**What the task requires**. Every line of the listing must be reproduced as it stands. Leave the images behind.

Stored data:
•••••
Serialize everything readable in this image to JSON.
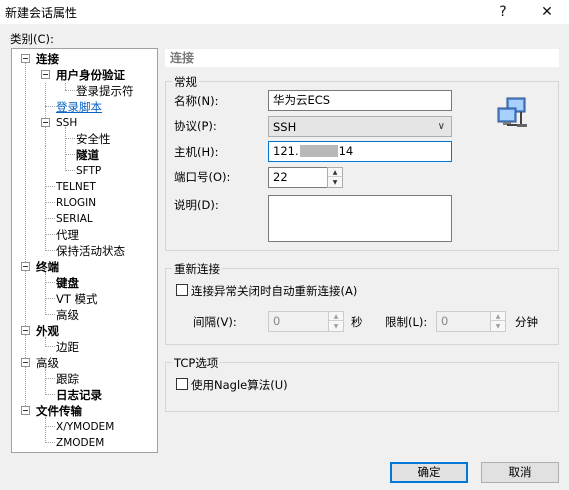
{
  "window": {
    "title": "新建会话属性",
    "help_button": "?",
    "close_button": "✕"
  },
  "category_label": "类别(C):",
  "tree": {
    "connection": "连接",
    "user_auth": "用户身份验证",
    "login_prompts": "登录提示符",
    "login_script": "登录脚本",
    "ssh": "SSH",
    "security": "安全性",
    "tunnel": "隧道",
    "sftp": "SFTP",
    "telnet": "TELNET",
    "rlogin": "RLOGIN",
    "serial": "SERIAL",
    "proxy": "代理",
    "keepalive": "保持活动状态",
    "terminal": "终端",
    "keyboard": "键盘",
    "vt_mode": "VT 模式",
    "advanced1": "高级",
    "appearance": "外观",
    "margin": "边距",
    "advanced2": "高级",
    "trace": "跟踪",
    "logging": "日志记录",
    "file_transfer": "文件传输",
    "xymodem": "X/YMODEM",
    "zmodem": "ZMODEM"
  },
  "section_title": "连接",
  "general": {
    "title": "常规",
    "name_label": "名称(N):",
    "name_value": "华为云ECS",
    "protocol_label": "协议(P):",
    "protocol_value": "SSH",
    "host_label": "主机(H):",
    "host_prefix": "121.",
    "host_suffix": "14",
    "port_label": "端口号(O):",
    "port_value": "22",
    "desc_label": "说明(D):",
    "desc_value": ""
  },
  "reconnect": {
    "title": "重新连接",
    "auto_label": "连接异常关闭时自动重新连接(A)",
    "interval_label": "间隔(V):",
    "interval_value": "0",
    "seconds_unit": "秒",
    "limit_label": "限制(L):",
    "limit_value": "0",
    "minutes_unit": "分钟"
  },
  "tcp": {
    "title": "TCP选项",
    "nagle_label": "使用Nagle算法(U)"
  },
  "buttons": {
    "ok": "确定",
    "cancel": "取消"
  }
}
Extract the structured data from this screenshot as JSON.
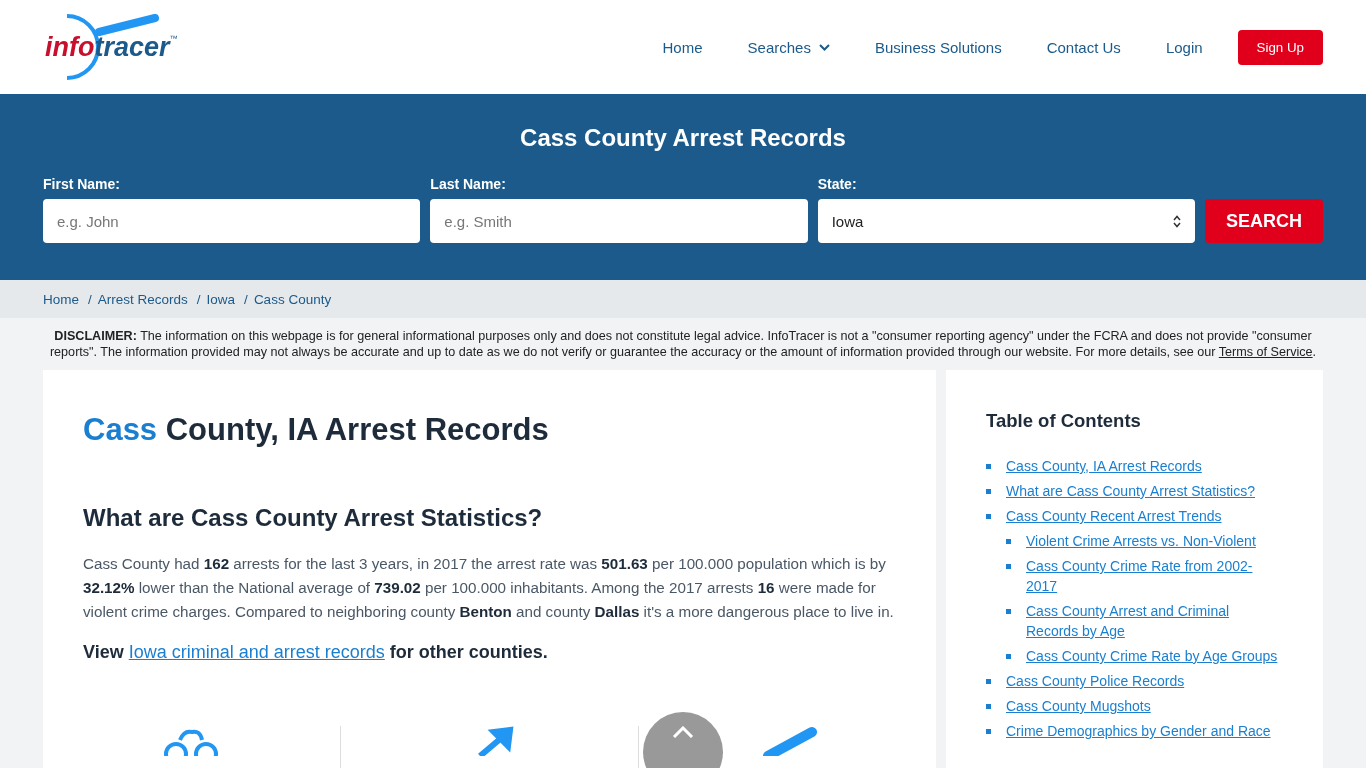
{
  "header": {
    "logo": {
      "part_1": "info",
      "part_2": "tracer",
      "mark": "™"
    },
    "nav": [
      {
        "label": "Home",
        "kind": "link"
      },
      {
        "label": "Searches",
        "kind": "dropdown"
      },
      {
        "label": "Business Solutions",
        "kind": "link"
      },
      {
        "label": "Contact Us",
        "kind": "link"
      },
      {
        "label": "Login",
        "kind": "link"
      },
      {
        "label": "Sign Up",
        "kind": "button"
      }
    ]
  },
  "search": {
    "title": "Cass County Arrest Records",
    "fields": [
      {
        "label": "First Name:",
        "kind": "text",
        "placeholder": "e.g. John"
      },
      {
        "label": "Last Name:",
        "kind": "text",
        "placeholder": "e.g. Smith"
      },
      {
        "label": "State:",
        "kind": "select",
        "value": "Iowa"
      }
    ],
    "button": "SEARCH"
  },
  "breadcrumb": {
    "separator": "/",
    "items": [
      "Home",
      "Arrest Records",
      "Iowa",
      "Cass County"
    ]
  },
  "disclaimer": {
    "text": "**DISCLAIMER:** The information on this webpage is for general informational purposes only and does not constitute legal advice. InfoTracer is not a \"consumer reporting agency\" under the FCRA and does not provide \"consumer reports\". The information provided may not always be accurate and up to date as we do not verify or guarantee the accuracy or the amount of information provided through our website. For more details, see our",
    "link": "Terms of Service",
    "suffix": "."
  },
  "article": {
    "title_highlight": "Cass",
    "title_rest": "County, IA Arrest Records",
    "section_title": "What are Cass County Arrest Statistics?",
    "paragraph": "Cass County had **162** arrests for the last 3 years, in 2017 the arrest rate was **501.63** per 100.000 population which is by **32.12%** lower than the National average of **739.02** per 100.000 inhabitants. Among the 2017 arrests **16** were made for violent crime charges. Compared to neighboring county **Benton** and county **Dallas** it's a more dangerous place to live in.",
    "view": {
      "prefix": "View",
      "link": "Iowa criminal and arrest records",
      "suffix": "for other counties."
    }
  },
  "toc": {
    "title": "Table of Contents",
    "items": [
      {
        "label": "Cass County, IA Arrest Records"
      },
      {
        "label": "What are Cass County Arrest Statistics?"
      },
      {
        "label": "Cass County Recent Arrest Trends",
        "children": [
          {
            "label": "Violent Crime Arrests vs. Non-Violent"
          },
          {
            "label": "Cass County Crime Rate from 2002-2017"
          },
          {
            "label": "Cass County Arrest and Criminal Records by Age"
          },
          {
            "label": "Cass County Crime Rate by Age Groups"
          }
        ]
      },
      {
        "label": "Cass County Police Records"
      },
      {
        "label": "Cass County Mugshots"
      },
      {
        "label": "Crime Demographics by Gender and Race"
      }
    ]
  }
}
•••••
**Task answer**.
Serialize everything readable in this image to JSON.
{
  "window": {
    "title": "新建会话属性",
    "help_button": "?",
    "close_button": "✕"
  },
  "category_label": "类别(C):",
  "tree": {
    "connection": "连接",
    "user_auth": "用户身份验证",
    "login_prompts": "登录提示符",
    "login_script": "登录脚本",
    "ssh": "SSH",
    "security": "安全性",
    "tunnel": "隧道",
    "sftp": "SFTP",
    "telnet": "TELNET",
    "rlogin": "RLOGIN",
    "serial": "SERIAL",
    "proxy": "代理",
    "keepalive": "保持活动状态",
    "terminal": "终端",
    "keyboard": "键盘",
    "vt_mode": "VT 模式",
    "advanced1": "高级",
    "appearance": "外观",
    "margin": "边距",
    "advanced2": "高级",
    "trace": "跟踪",
    "logging": "日志记录",
    "file_transfer": "文件传输",
    "xymodem": "X/YMODEM",
    "zmodem": "ZMODEM"
  },
  "section_title": "连接",
  "general": {
    "title": "常规",
    "name_label": "名称(N):",
    "name_value": "华为云ECS",
    "protocol_label": "协议(P):",
    "protocol_value": "SSH",
    "host_label": "主机(H):",
    "host_prefix": "121.",
    "host_suffix": "14",
    "port_label": "端口号(O):",
    "port_value": "22",
    "desc_label": "说明(D):",
    "desc_value": ""
  },
  "reconnect": {
    "title": "重新连接",
    "auto_label": "连接异常关闭时自动重新连接(A)",
    "interval_label": "间隔(V):",
    "interval_value": "0",
    "seconds_unit": "秒",
    "limit_label": "限制(L):",
    "limit_value": "0",
    "minutes_unit": "分钟"
  },
  "tcp": {
    "title": "TCP选项",
    "nagle_label": "使用Nagle算法(U)"
  },
  "buttons": {
    "ok": "确定",
    "cancel": "取消"
  }
}
Extract the structured data from this screenshot as JSON.
{
  "header": {
    "logo": {
      "part_1": "info",
      "part_2": "tracer",
      "mark": "™"
    },
    "nav": [
      {
        "label": "Home",
        "kind": "link"
      },
      {
        "label": "Searches",
        "kind": "dropdown"
      },
      {
        "label": "Business Solutions",
        "kind": "link"
      },
      {
        "label": "Contact Us",
        "kind": "link"
      },
      {
        "label": "Login",
        "kind": "link"
      },
      {
        "label": "Sign Up",
        "kind": "button"
      }
    ]
  },
  "search": {
    "title": "Cass County Arrest Records",
    "fields": [
      {
        "label": "First Name:",
        "kind": "text",
        "placeholder": "e.g. John"
      },
      {
        "label": "Last Name:",
        "kind": "text",
        "placeholder": "e.g. Smith"
      },
      {
        "label": "State:",
        "kind": "select",
        "value": "Iowa"
      }
    ],
    "button": "SEARCH"
  },
  "breadcrumb": {
    "separator": "/",
    "items": [
      "Home",
      "Arrest Records",
      "Iowa",
      "Cass County"
    ]
  },
  "disclaimer": {
    "text": "**DISCLAIMER:** The information on this webpage is for general informational purposes only and does not constitute legal advice. InfoTracer is not a \"consumer reporting agency\" under the FCRA and does not provide \"consumer reports\". The information provided may not always be accurate and up to date as we do not verify or guarantee the accuracy or the amount of information provided through our website. For more details, see our",
    "link": "Terms of Service",
    "suffix": "."
  },
  "article": {
    "title_highlight": "Cass",
    "title_rest": "County, IA Arrest Records",
    "section_title": "What are Cass County Arrest Statistics?",
    "paragraph": "Cass County had **162** arrests for the last 3 years, in 2017 the arrest rate was **501.63** per 100.000 population which is by **32.12%** lower than the National average of **739.02** per 100.000 inhabitants. Among the 2017 arrests **16** were made for violent crime charges. Compared to neighboring county **Benton** and county **Dallas** it's a more dangerous place to live in.",
    "view": {
      "prefix": "View",
      "link": "Iowa criminal and arrest records",
      "suffix": "for other counties."
    }
  },
  "toc": {
    "title": "Table of Contents",
    "items": [
      {
        "label": "Cass County, IA Arrest Records"
      },
      {
        "label": "What are Cass County Arrest Statistics?"
      },
      {
        "label": "Cass County Recent Arrest Trends",
        "children": [
          {
            "label": "Violent Crime Arrests vs. Non-Violent"
          },
          {
            "label": "Cass County Crime Rate from 2002-2017"
          },
          {
            "label": "Cass County Arrest and Criminal Records by Age"
          },
          {
            "label": "Cass County Crime Rate by Age Groups"
          }
        ]
      },
      {
        "label": "Cass County Police Records"
      },
      {
        "label": "Cass County Mugshots"
      },
      {
        "label": "Crime Demographics by Gender and Race"
      }
    ]
  }
}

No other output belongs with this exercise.